## WHAT THE TASK REQUIRES
Could you show each line of the records that contains the word "Anti"?

>>>>

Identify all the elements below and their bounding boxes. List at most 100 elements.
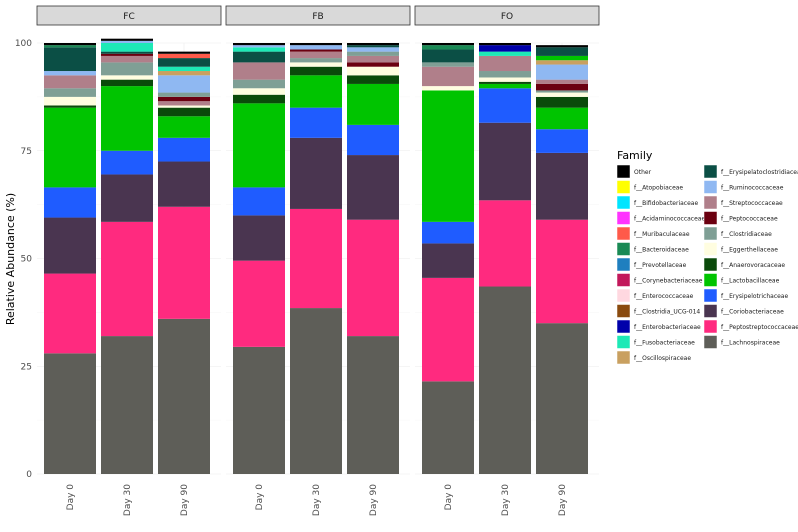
bar-segment — [347, 75, 399, 84]
bar-segment — [233, 94, 285, 104]
bar-segment — [422, 62, 474, 67]
bar-segment — [422, 45, 474, 50]
x-tick-label: Day 30 — [312, 484, 322, 516]
legend-swatch — [616, 211, 631, 225]
legend-swatch — [703, 195, 718, 210]
bar-segment — [347, 155, 399, 220]
legend-label: f__Lachnospiraceae — [721, 340, 780, 347]
bar-segment — [44, 107, 96, 188]
bar-segment — [233, 103, 285, 188]
bar-segment — [536, 323, 588, 474]
bar-segment — [101, 62, 153, 76]
bar-segment — [290, 43, 342, 46]
bar-segment — [536, 64, 588, 80]
bar-segment — [158, 66, 210, 72]
x-tick-label: Day 90 — [558, 484, 568, 516]
bar-segment — [158, 71, 210, 76]
bar-segment — [233, 79, 285, 89]
legend-label: f__Erysipelatoclostridiaceae — [721, 169, 798, 176]
facet-strip-label: FB — [312, 12, 323, 22]
bar-segment — [422, 86, 474, 91]
facet-strip-label: FO — [501, 12, 513, 22]
bar-segment — [536, 96, 588, 108]
x-axis: Day 0 Day 30 Day 90 Day 0 Day 30 Day 90 Day 0 D… — [66, 484, 568, 516]
bar-segment — [158, 101, 210, 106]
legend-label: f__Bifidobacteriaceae — [634, 200, 698, 207]
bar-segment — [422, 90, 474, 222]
bar-segment — [158, 107, 210, 117]
legend-swatch — [703, 242, 718, 256]
bar-segment — [479, 45, 531, 52]
bar-segment — [233, 215, 285, 261]
x-tick-label: Day 90 — [369, 484, 379, 516]
legend-swatch — [616, 350, 631, 365]
legend-label: f__Eggerthellaceae — [721, 247, 778, 254]
bar-segment — [479, 77, 531, 82]
bar-segment — [101, 43, 153, 52]
y-tick-label: 0 — [26, 470, 32, 480]
x-tick-label: Day 90 — [180, 484, 190, 516]
bar-segment — [290, 49, 342, 52]
bar-segment — [233, 187, 285, 216]
bar-segment — [347, 43, 399, 46]
bar-segment — [101, 51, 153, 54]
bar-segment — [158, 51, 210, 54]
bar-segment — [101, 79, 153, 87]
bar-segment — [422, 66, 474, 87]
y-axis: 0 25 50 75 100 — [15, 39, 32, 480]
legend-label: f__Anaerovoracaceae — [721, 262, 785, 269]
legend-swatch — [616, 242, 631, 256]
bar-segment — [233, 260, 285, 347]
bar-segment — [479, 286, 531, 474]
bar-segment — [479, 200, 531, 287]
bar-segment — [479, 51, 531, 56]
bar-segment — [101, 150, 153, 175]
legend: Family Other f__Atopobiaceae f__Bifidobact… — [616, 149, 798, 365]
bar-segment — [44, 105, 96, 108]
legend-swatch — [616, 288, 631, 303]
bar-segment — [158, 161, 210, 207]
legend-swatch — [703, 335, 718, 349]
bar-segment — [101, 40, 153, 43]
facet-strip-fc — [36, 5, 222, 26]
bar-segment — [479, 88, 531, 123]
legend-label: f__Enterococcaceae — [634, 293, 694, 300]
facet-strip-fb — [225, 5, 411, 26]
bar-segment — [290, 58, 342, 63]
bar-segment — [158, 137, 210, 162]
legend-label: f__Ruminococcaceae — [721, 185, 784, 192]
bar-segment — [536, 47, 588, 56]
bar-segment — [479, 43, 531, 46]
bar-segment — [422, 49, 474, 63]
bar-segment — [233, 43, 285, 46]
legend-swatch — [616, 304, 631, 318]
legend-swatch — [703, 164, 718, 179]
bar-segment — [101, 75, 153, 80]
bar-segment — [347, 55, 399, 63]
bar-segment — [347, 219, 399, 337]
bar-segment — [290, 51, 342, 59]
bar-segment — [422, 243, 474, 278]
legend-swatch — [703, 319, 718, 334]
bar-segment — [101, 53, 153, 56]
legend-swatch — [703, 304, 718, 318]
bar-segment — [347, 124, 399, 156]
bar-segment — [290, 62, 342, 67]
bar-segment — [536, 152, 588, 220]
bar-segment — [158, 92, 210, 97]
bar-segment — [158, 105, 210, 108]
bar-segment — [44, 96, 96, 106]
legend-label: f__Streptococcaceae — [721, 200, 783, 207]
facet-strip-fo — [414, 5, 600, 26]
bar-segment — [536, 55, 588, 61]
bar-segment — [290, 66, 342, 76]
bar-segment — [347, 83, 399, 125]
legend-swatch — [616, 273, 631, 287]
legend-label: Other — [634, 169, 652, 176]
bar-segment — [158, 206, 210, 319]
x-tick-label: Day 30 — [501, 484, 511, 516]
bar-segment — [44, 71, 96, 76]
legend-label: f__Coriobacteriaceae — [721, 309, 784, 316]
bar-segment — [158, 116, 210, 138]
bar-segment — [233, 45, 285, 48]
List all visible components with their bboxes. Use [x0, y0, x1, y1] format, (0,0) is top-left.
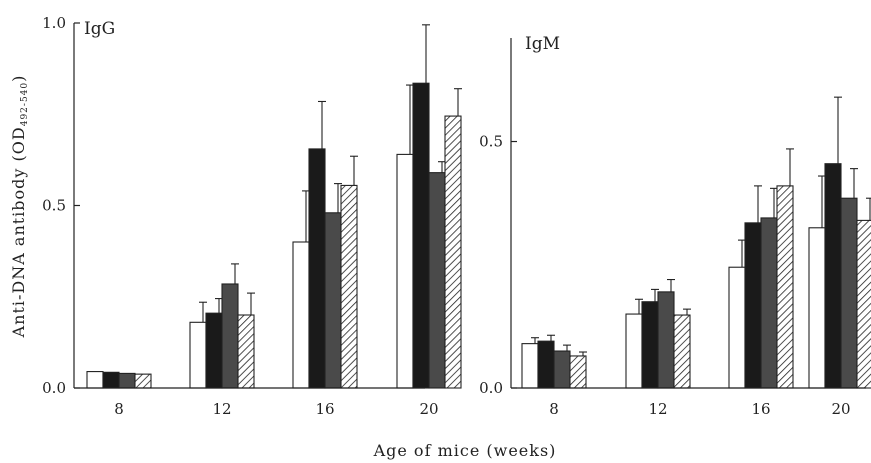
bar-gray-20 [840, 197, 858, 389]
x-axis-title: Age of mice (weeks) [373, 441, 557, 460]
bar-white-20 [808, 227, 826, 389]
bar-black-20 [412, 82, 430, 389]
bar-gray-12 [657, 291, 675, 389]
bar-black-16 [308, 148, 326, 389]
bar-black-12 [205, 312, 223, 389]
y-axis-title-main: Anti-DNA antibody (OD [9, 126, 28, 338]
x-tick-label: 8 [549, 400, 559, 418]
bar-white-16 [728, 266, 746, 389]
bar-white-12 [189, 321, 207, 389]
x-tick-label: 20 [831, 400, 850, 418]
bar-white-8 [86, 371, 104, 389]
x-axis-igg: 8 12 16 20 [74, 387, 439, 418]
y-tick-label: 1.0 [42, 14, 66, 32]
bar-black-12 [641, 301, 659, 389]
bar-black-8 [102, 371, 120, 389]
bar-hatched-12 [673, 314, 691, 389]
bars-igg [86, 24, 462, 389]
y-tick-label: 0.0 [479, 379, 503, 397]
bar-hatched-12 [237, 314, 255, 389]
panel-label-igm: IgM [525, 34, 560, 54]
bars-igm [521, 96, 871, 389]
y-axis-igm: 0.0 0.5 [479, 38, 517, 397]
bar-white-12 [625, 313, 643, 389]
y-axis-title-close: ) [9, 75, 28, 82]
x-tick-label: 12 [212, 400, 231, 418]
bar-hatched-20 [856, 219, 871, 389]
y-axis-igg: 0.0 0.5 1.0 [42, 14, 80, 397]
bar-black-20 [824, 163, 842, 389]
x-axis-igm: 8 12 16 20 [511, 387, 866, 418]
bar-gray-16 [760, 217, 778, 389]
bar-hatched-8 [134, 373, 152, 389]
x-tick-label: 16 [315, 400, 334, 418]
bar-gray-16 [324, 212, 342, 389]
bar-hatched-20 [444, 115, 462, 389]
bar-hatched-16 [340, 184, 358, 389]
igm-panel: IgM 0.0 0.5 8 12 16 20 [479, 34, 871, 418]
x-tick-label: 8 [114, 400, 124, 418]
bar-hatched-8 [569, 355, 587, 389]
igg-panel: IgG 0.0 0.5 1.0 8 12 16 20 [42, 14, 462, 418]
bar-gray-20 [428, 172, 446, 389]
bar-white-16 [292, 241, 310, 389]
x-tick-label: 20 [419, 400, 438, 418]
y-tick-label: 0.5 [42, 197, 66, 215]
y-axis-title-subscript: 492-540 [20, 82, 30, 126]
y-tick-label: 0.5 [479, 133, 503, 151]
y-tick-label: 0.0 [42, 379, 66, 397]
panel-label-igg: IgG [84, 19, 115, 39]
bar-black-8 [537, 340, 555, 389]
bar-white-20 [396, 153, 414, 389]
x-tick-label: 16 [751, 400, 770, 418]
bar-gray-8 [118, 372, 136, 389]
bar-gray-12 [221, 283, 239, 389]
bar-black-16 [744, 222, 762, 389]
y-axis-title: Anti-DNA antibody (OD492-540) [9, 75, 30, 339]
bar-hatched-16 [776, 185, 794, 389]
bar-gray-8 [553, 350, 571, 389]
bar-white-8 [521, 343, 539, 389]
x-tick-label: 12 [648, 400, 667, 418]
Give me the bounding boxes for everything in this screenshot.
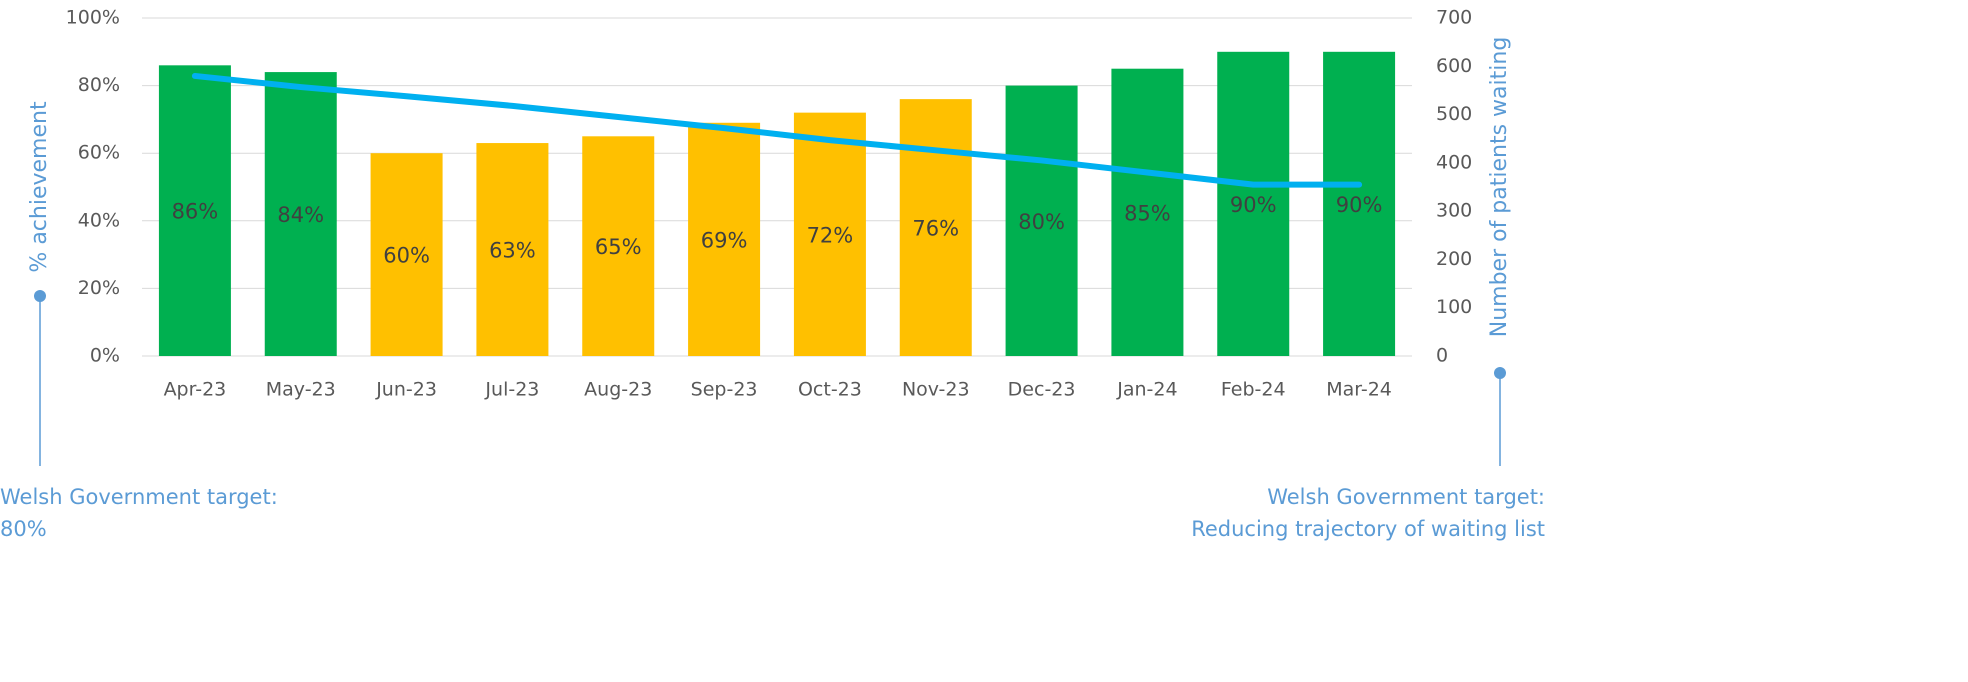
bar: [1217, 51, 1290, 357]
y2-tick-label: 0: [1436, 345, 1448, 367]
x-tick-label: Mar-24: [1326, 379, 1392, 401]
bar: [899, 99, 972, 357]
y2-tick-label: 400: [1436, 151, 1472, 173]
bar: [476, 143, 549, 356]
x-tick-label: Dec-23: [1008, 379, 1076, 401]
y-tick-label: 0%: [90, 345, 120, 367]
data-label: 76%: [912, 217, 959, 241]
data-label: 84%: [277, 203, 324, 227]
y-axis-title: % achievement: [27, 101, 52, 273]
annotation: Reducing trajectory of waiting list: [1191, 517, 1545, 541]
bar: [370, 153, 443, 356]
y-tick-label: 80%: [78, 74, 120, 96]
x-tick-label: Jul-23: [484, 379, 539, 401]
line: [191, 72, 1363, 188]
x-tick-label: Oct-23: [798, 379, 862, 401]
annotation: 80%: [0, 517, 47, 541]
y-tick-label: 60%: [78, 142, 120, 164]
data-label: 80%: [1018, 210, 1065, 234]
y2-tick-label: 200: [1436, 248, 1472, 270]
y-tick-label: 40%: [78, 209, 120, 231]
bar: [158, 65, 231, 356]
bar: [688, 122, 761, 356]
bar: [264, 72, 337, 356]
y-tick-label: 100%: [66, 7, 120, 29]
bar: [1005, 85, 1078, 356]
data-label: 63%: [489, 239, 536, 263]
x-tick-label: Sep-23: [691, 379, 758, 401]
y2-tick-label: 300: [1436, 200, 1472, 222]
x-tick-label: Aug-23: [584, 379, 652, 401]
data-label: 60%: [383, 244, 430, 268]
data-label: 65%: [595, 235, 642, 259]
data-label: 86%: [172, 200, 219, 224]
x-tick-label: Jun-23: [375, 379, 437, 401]
y2-tick-label: 600: [1436, 55, 1472, 77]
y2-tick-label: 500: [1436, 103, 1472, 125]
data-label: 90%: [1336, 193, 1383, 217]
x-tick-label: Nov-23: [902, 379, 970, 401]
data-label: 69%: [701, 228, 748, 252]
x-tick-label: Feb-24: [1221, 379, 1286, 401]
y2-tick-label: 700: [1436, 7, 1472, 29]
x-tick-label: Jan-24: [1116, 379, 1177, 401]
bar: [582, 136, 655, 356]
y2-tick-label: 100: [1436, 296, 1472, 318]
annotation: Welsh Government target:: [0, 485, 278, 509]
data-label: 72%: [807, 223, 854, 247]
y2-axis-title: Number of patients waiting: [1487, 37, 1512, 338]
data-label: 90%: [1230, 193, 1277, 217]
bar: [1111, 68, 1184, 356]
x-tick-label: May-23: [266, 379, 336, 401]
y-tick-label: 20%: [78, 277, 120, 299]
x-tick-label: Apr-23: [164, 379, 227, 401]
bar: [793, 112, 866, 356]
bar: [1323, 51, 1396, 357]
data-label: 85%: [1124, 201, 1171, 225]
annotation: Welsh Government target:: [1267, 485, 1545, 509]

<<<<

## ANSWER FOR THE TASK
y-axis-title-main: Anti-DNA antibody (OD [9, 126, 28, 338]
y-axis-title: Anti-DNA antibody (OD492-540) [9, 75, 30, 339]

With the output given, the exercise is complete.